PROBLEM DESCRIPTION: Copy the data exactly; pictures stay out of the copy.
## begin
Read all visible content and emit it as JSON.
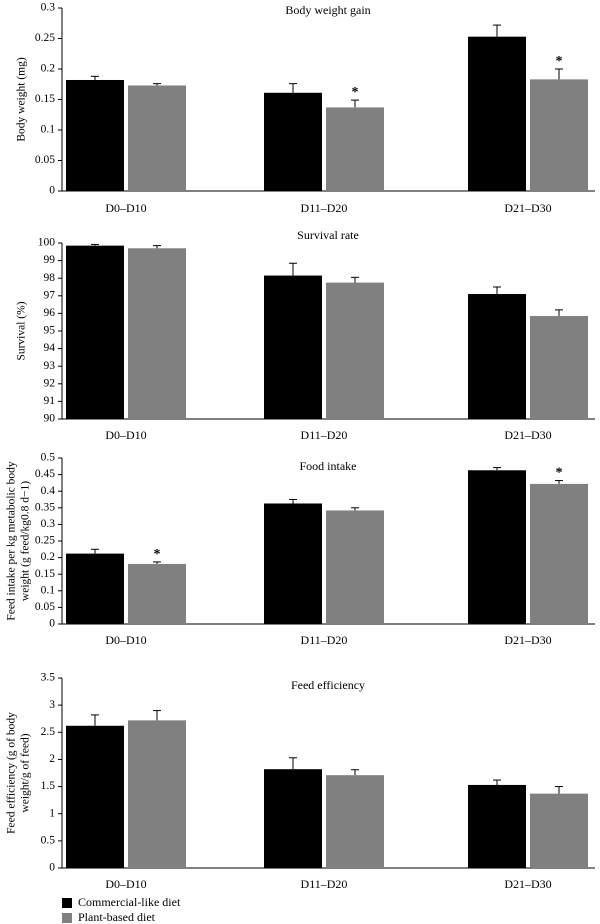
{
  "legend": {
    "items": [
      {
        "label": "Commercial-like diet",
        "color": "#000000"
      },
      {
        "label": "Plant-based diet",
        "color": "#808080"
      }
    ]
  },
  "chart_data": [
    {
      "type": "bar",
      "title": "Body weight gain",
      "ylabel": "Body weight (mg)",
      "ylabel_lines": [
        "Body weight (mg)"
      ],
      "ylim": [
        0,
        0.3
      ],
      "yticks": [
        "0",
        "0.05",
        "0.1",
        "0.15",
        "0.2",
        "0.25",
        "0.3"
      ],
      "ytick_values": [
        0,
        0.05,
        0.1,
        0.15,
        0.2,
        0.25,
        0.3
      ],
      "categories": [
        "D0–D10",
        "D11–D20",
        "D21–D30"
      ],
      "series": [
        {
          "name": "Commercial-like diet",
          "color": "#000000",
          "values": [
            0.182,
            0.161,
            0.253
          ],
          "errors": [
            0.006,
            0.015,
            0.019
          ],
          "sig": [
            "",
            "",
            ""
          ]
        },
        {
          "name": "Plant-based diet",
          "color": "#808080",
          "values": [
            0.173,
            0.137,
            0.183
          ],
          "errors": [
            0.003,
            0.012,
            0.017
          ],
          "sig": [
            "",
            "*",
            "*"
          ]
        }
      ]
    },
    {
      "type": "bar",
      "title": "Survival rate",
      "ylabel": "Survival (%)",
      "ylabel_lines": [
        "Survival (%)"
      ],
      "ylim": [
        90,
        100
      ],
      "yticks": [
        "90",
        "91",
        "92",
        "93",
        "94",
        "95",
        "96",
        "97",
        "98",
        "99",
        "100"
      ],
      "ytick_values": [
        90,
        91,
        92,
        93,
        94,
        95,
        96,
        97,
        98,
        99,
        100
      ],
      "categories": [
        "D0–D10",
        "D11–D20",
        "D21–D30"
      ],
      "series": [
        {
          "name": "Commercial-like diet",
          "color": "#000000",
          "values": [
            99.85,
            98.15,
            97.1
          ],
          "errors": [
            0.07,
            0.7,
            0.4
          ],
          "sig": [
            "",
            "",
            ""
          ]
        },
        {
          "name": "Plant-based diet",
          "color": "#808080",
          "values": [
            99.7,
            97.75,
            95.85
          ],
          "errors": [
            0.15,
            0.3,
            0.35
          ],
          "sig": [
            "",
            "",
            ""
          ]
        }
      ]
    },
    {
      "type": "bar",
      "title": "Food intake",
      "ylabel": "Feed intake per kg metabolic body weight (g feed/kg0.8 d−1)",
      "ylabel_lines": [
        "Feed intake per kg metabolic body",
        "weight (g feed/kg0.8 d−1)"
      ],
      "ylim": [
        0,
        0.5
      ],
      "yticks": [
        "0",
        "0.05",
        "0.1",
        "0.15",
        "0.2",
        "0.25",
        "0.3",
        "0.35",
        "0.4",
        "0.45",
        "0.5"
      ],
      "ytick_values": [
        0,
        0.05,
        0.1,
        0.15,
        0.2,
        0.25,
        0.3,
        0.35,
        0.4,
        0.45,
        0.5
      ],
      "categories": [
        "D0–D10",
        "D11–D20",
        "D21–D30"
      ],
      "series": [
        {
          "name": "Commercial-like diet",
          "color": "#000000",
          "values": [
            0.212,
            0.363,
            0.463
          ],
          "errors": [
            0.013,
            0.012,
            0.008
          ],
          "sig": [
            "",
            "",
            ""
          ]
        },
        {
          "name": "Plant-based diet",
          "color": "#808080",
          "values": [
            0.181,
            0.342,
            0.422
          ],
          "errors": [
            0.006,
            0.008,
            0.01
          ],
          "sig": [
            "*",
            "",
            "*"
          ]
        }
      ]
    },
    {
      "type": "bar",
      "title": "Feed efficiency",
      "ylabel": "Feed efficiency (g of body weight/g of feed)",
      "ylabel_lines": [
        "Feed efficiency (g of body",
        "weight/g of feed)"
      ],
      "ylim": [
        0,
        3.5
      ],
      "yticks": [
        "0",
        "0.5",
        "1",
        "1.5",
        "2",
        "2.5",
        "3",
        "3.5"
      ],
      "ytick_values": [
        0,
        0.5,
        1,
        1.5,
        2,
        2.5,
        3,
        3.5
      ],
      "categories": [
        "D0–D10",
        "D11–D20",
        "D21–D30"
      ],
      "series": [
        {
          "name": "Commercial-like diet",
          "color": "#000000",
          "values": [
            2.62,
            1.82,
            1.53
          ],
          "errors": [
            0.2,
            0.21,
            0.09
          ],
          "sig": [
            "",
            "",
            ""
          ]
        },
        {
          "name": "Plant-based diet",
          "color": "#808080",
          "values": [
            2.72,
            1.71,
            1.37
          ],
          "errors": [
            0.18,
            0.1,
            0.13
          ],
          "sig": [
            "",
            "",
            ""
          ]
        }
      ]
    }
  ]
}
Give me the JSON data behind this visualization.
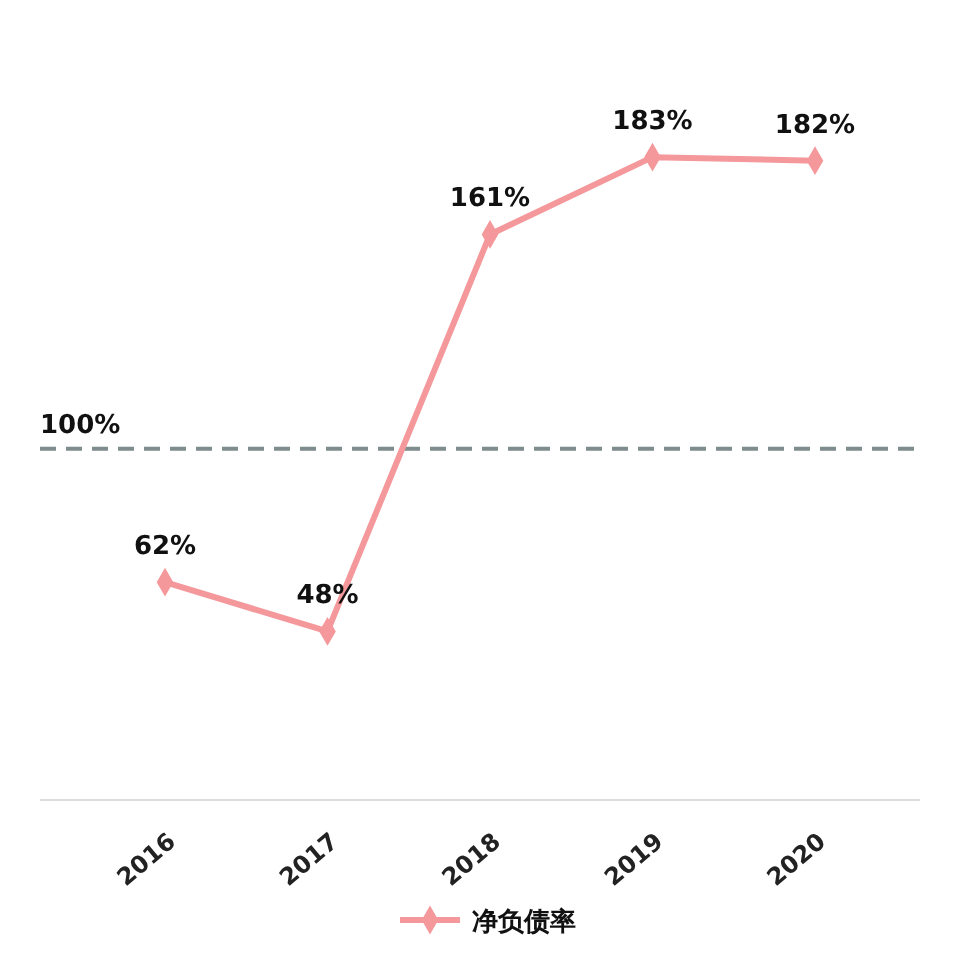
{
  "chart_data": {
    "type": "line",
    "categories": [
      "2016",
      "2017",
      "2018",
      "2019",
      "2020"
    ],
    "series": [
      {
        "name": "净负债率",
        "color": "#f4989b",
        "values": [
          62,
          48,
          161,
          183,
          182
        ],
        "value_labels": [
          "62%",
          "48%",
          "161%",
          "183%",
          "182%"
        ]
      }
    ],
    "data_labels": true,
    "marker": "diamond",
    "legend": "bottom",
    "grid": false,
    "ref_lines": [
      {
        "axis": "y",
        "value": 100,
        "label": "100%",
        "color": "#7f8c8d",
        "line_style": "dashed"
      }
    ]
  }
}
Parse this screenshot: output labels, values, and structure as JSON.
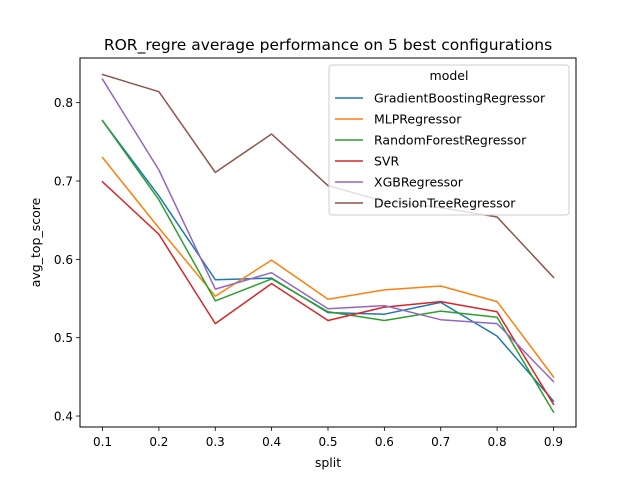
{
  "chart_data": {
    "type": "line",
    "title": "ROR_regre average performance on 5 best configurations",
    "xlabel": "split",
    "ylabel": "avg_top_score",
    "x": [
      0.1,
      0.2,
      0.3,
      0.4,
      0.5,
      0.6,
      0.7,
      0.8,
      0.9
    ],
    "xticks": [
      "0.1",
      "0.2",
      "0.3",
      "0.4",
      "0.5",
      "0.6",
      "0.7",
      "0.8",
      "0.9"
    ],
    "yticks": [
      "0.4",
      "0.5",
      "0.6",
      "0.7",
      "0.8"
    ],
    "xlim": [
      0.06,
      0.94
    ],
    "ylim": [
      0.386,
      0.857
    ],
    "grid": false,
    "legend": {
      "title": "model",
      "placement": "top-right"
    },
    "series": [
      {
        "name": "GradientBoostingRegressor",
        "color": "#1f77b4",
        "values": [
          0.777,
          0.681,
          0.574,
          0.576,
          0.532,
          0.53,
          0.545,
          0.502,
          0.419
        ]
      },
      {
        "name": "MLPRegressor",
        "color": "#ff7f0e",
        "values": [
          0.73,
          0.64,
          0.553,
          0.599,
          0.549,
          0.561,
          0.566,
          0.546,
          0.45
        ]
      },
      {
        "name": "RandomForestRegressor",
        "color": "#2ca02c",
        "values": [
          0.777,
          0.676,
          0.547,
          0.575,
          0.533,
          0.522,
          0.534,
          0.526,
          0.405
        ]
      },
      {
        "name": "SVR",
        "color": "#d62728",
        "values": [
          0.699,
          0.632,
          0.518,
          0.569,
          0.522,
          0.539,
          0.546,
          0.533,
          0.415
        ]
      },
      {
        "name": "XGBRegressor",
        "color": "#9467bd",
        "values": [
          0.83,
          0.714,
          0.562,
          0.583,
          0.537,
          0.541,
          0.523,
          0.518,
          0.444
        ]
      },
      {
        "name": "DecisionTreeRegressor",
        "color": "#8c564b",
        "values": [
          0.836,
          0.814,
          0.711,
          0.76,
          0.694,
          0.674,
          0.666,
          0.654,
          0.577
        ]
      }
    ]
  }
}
## end
ANSWER FOR THIS EXERCISE:
Read all visible content and emit it as JSON.
{
  "legend": {
    "items": [
      {
        "label": "Commercial-like diet",
        "color": "#000000"
      },
      {
        "label": "Plant-based diet",
        "color": "#808080"
      }
    ]
  },
  "chart_data": [
    {
      "type": "bar",
      "title": "Body weight gain",
      "ylabel": "Body weight (mg)",
      "ylabel_lines": [
        "Body weight (mg)"
      ],
      "ylim": [
        0,
        0.3
      ],
      "yticks": [
        "0",
        "0.05",
        "0.1",
        "0.15",
        "0.2",
        "0.25",
        "0.3"
      ],
      "ytick_values": [
        0,
        0.05,
        0.1,
        0.15,
        0.2,
        0.25,
        0.3
      ],
      "categories": [
        "D0–D10",
        "D11–D20",
        "D21–D30"
      ],
      "series": [
        {
          "name": "Commercial-like diet",
          "color": "#000000",
          "values": [
            0.182,
            0.161,
            0.253
          ],
          "errors": [
            0.006,
            0.015,
            0.019
          ],
          "sig": [
            "",
            "",
            ""
          ]
        },
        {
          "name": "Plant-based diet",
          "color": "#808080",
          "values": [
            0.173,
            0.137,
            0.183
          ],
          "errors": [
            0.003,
            0.012,
            0.017
          ],
          "sig": [
            "",
            "*",
            "*"
          ]
        }
      ]
    },
    {
      "type": "bar",
      "title": "Survival rate",
      "ylabel": "Survival (%)",
      "ylabel_lines": [
        "Survival (%)"
      ],
      "ylim": [
        90,
        100
      ],
      "yticks": [
        "90",
        "91",
        "92",
        "93",
        "94",
        "95",
        "96",
        "97",
        "98",
        "99",
        "100"
      ],
      "ytick_values": [
        90,
        91,
        92,
        93,
        94,
        95,
        96,
        97,
        98,
        99,
        100
      ],
      "categories": [
        "D0–D10",
        "D11–D20",
        "D21–D30"
      ],
      "series": [
        {
          "name": "Commercial-like diet",
          "color": "#000000",
          "values": [
            99.85,
            98.15,
            97.1
          ],
          "errors": [
            0.07,
            0.7,
            0.4
          ],
          "sig": [
            "",
            "",
            ""
          ]
        },
        {
          "name": "Plant-based diet",
          "color": "#808080",
          "values": [
            99.7,
            97.75,
            95.85
          ],
          "errors": [
            0.15,
            0.3,
            0.35
          ],
          "sig": [
            "",
            "",
            ""
          ]
        }
      ]
    },
    {
      "type": "bar",
      "title": "Food intake",
      "ylabel": "Feed intake per kg metabolic body weight (g feed/kg0.8 d−1)",
      "ylabel_lines": [
        "Feed intake per kg metabolic body",
        "weight (g feed/kg0.8 d−1)"
      ],
      "ylim": [
        0,
        0.5
      ],
      "yticks": [
        "0",
        "0.05",
        "0.1",
        "0.15",
        "0.2",
        "0.25",
        "0.3",
        "0.35",
        "0.4",
        "0.45",
        "0.5"
      ],
      "ytick_values": [
        0,
        0.05,
        0.1,
        0.15,
        0.2,
        0.25,
        0.3,
        0.35,
        0.4,
        0.45,
        0.5
      ],
      "categories": [
        "D0–D10",
        "D11–D20",
        "D21–D30"
      ],
      "series": [
        {
          "name": "Commercial-like diet",
          "color": "#000000",
          "values": [
            0.212,
            0.363,
            0.463
          ],
          "errors": [
            0.013,
            0.012,
            0.008
          ],
          "sig": [
            "",
            "",
            ""
          ]
        },
        {
          "name": "Plant-based diet",
          "color": "#808080",
          "values": [
            0.181,
            0.342,
            0.422
          ],
          "errors": [
            0.006,
            0.008,
            0.01
          ],
          "sig": [
            "*",
            "",
            "*"
          ]
        }
      ]
    },
    {
      "type": "bar",
      "title": "Feed efficiency",
      "ylabel": "Feed efficiency (g of body weight/g of feed)",
      "ylabel_lines": [
        "Feed efficiency (g of body",
        "weight/g of feed)"
      ],
      "ylim": [
        0,
        3.5
      ],
      "yticks": [
        "0",
        "0.5",
        "1",
        "1.5",
        "2",
        "2.5",
        "3",
        "3.5"
      ],
      "ytick_values": [
        0,
        0.5,
        1,
        1.5,
        2,
        2.5,
        3,
        3.5
      ],
      "categories": [
        "D0–D10",
        "D11–D20",
        "D21–D30"
      ],
      "series": [
        {
          "name": "Commercial-like diet",
          "color": "#000000",
          "values": [
            2.62,
            1.82,
            1.53
          ],
          "errors": [
            0.2,
            0.21,
            0.09
          ],
          "sig": [
            "",
            "",
            ""
          ]
        },
        {
          "name": "Plant-based diet",
          "color": "#808080",
          "values": [
            2.72,
            1.71,
            1.37
          ],
          "errors": [
            0.18,
            0.1,
            0.13
          ],
          "sig": [
            "",
            "",
            ""
          ]
        }
      ]
    }
  ]
}
Give me the JSON data behind this visualization.
{
  "chart_data": {
    "type": "line",
    "categories": [
      "2016",
      "2017",
      "2018",
      "2019",
      "2020"
    ],
    "series": [
      {
        "name": "净负债率",
        "color": "#f4989b",
        "values": [
          62,
          48,
          161,
          183,
          182
        ],
        "value_labels": [
          "62%",
          "48%",
          "161%",
          "183%",
          "182%"
        ]
      }
    ],
    "data_labels": true,
    "marker": "diamond",
    "legend": "bottom",
    "grid": false,
    "ref_lines": [
      {
        "axis": "y",
        "value": 100,
        "label": "100%",
        "color": "#7f8c8d",
        "line_style": "dashed"
      }
    ]
  }
}
Parse this screenshot: output labels, values, and structure as JSON.
{
  "chart_data": {
    "type": "line",
    "title": "ROR_regre average performance on 5 best configurations",
    "xlabel": "split",
    "ylabel": "avg_top_score",
    "x": [
      0.1,
      0.2,
      0.3,
      0.4,
      0.5,
      0.6,
      0.7,
      0.8,
      0.9
    ],
    "xticks": [
      "0.1",
      "0.2",
      "0.3",
      "0.4",
      "0.5",
      "0.6",
      "0.7",
      "0.8",
      "0.9"
    ],
    "yticks": [
      "0.4",
      "0.5",
      "0.6",
      "0.7",
      "0.8"
    ],
    "xlim": [
      0.06,
      0.94
    ],
    "ylim": [
      0.386,
      0.857
    ],
    "grid": false,
    "legend": {
      "title": "model",
      "placement": "top-right"
    },
    "series": [
      {
        "name": "GradientBoostingRegressor",
        "color": "#1f77b4",
        "values": [
          0.777,
          0.681,
          0.574,
          0.576,
          0.532,
          0.53,
          0.545,
          0.502,
          0.419
        ]
      },
      {
        "name": "MLPRegressor",
        "color": "#ff7f0e",
        "values": [
          0.73,
          0.64,
          0.553,
          0.599,
          0.549,
          0.561,
          0.566,
          0.546,
          0.45
        ]
      },
      {
        "name": "RandomForestRegressor",
        "color": "#2ca02c",
        "values": [
          0.777,
          0.676,
          0.547,
          0.575,
          0.533,
          0.522,
          0.534,
          0.526,
          0.405
        ]
      },
      {
        "name": "SVR",
        "color": "#d62728",
        "values": [
          0.699,
          0.632,
          0.518,
          0.569,
          0.522,
          0.539,
          0.546,
          0.533,
          0.415
        ]
      },
      {
        "name": "XGBRegressor",
        "color": "#9467bd",
        "values": [
          0.83,
          0.714,
          0.562,
          0.583,
          0.537,
          0.541,
          0.523,
          0.518,
          0.444
        ]
      },
      {
        "name": "DecisionTreeRegressor",
        "color": "#8c564b",
        "values": [
          0.836,
          0.814,
          0.711,
          0.76,
          0.694,
          0.674,
          0.666,
          0.654,
          0.577
        ]
      }
    ]
  }
}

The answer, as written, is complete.